===== PROVIDED DATA
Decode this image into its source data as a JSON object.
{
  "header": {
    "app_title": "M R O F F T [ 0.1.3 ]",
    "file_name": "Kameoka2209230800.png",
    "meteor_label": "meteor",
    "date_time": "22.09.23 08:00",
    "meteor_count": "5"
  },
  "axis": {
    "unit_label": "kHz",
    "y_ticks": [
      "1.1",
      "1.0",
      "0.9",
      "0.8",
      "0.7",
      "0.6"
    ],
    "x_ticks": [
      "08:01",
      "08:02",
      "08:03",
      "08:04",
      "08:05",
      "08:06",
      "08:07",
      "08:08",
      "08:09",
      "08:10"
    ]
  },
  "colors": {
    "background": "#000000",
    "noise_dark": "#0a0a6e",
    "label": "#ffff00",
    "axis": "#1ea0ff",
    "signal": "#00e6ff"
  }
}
==========
STATED GOAL: Restate the whole listing exactly, leaving out nothing.

RIGHT ANSWER:
Decode this image into its source data as a JSON object.
{
  "header": {
    "app_title": "M R O F F T [ 0.1.3 ]",
    "file_name": "Kameoka2209230800.png",
    "meteor_label": "meteor",
    "date_time": "22.09.23 08:00",
    "meteor_count": "5"
  },
  "axis": {
    "unit_label": "kHz",
    "y_ticks": [
      "1.1",
      "1.0",
      "0.9",
      "0.8",
      "0.7",
      "0.6"
    ],
    "x_ticks": [
      "08:01",
      "08:02",
      "08:03",
      "08:04",
      "08:05",
      "08:06",
      "08:07",
      "08:08",
      "08:09",
      "08:10"
    ]
  },
  "colors": {
    "background": "#000000",
    "noise_dark": "#0a0a6e",
    "label": "#ffff00",
    "axis": "#1ea0ff",
    "signal": "#00e6ff"
  }
}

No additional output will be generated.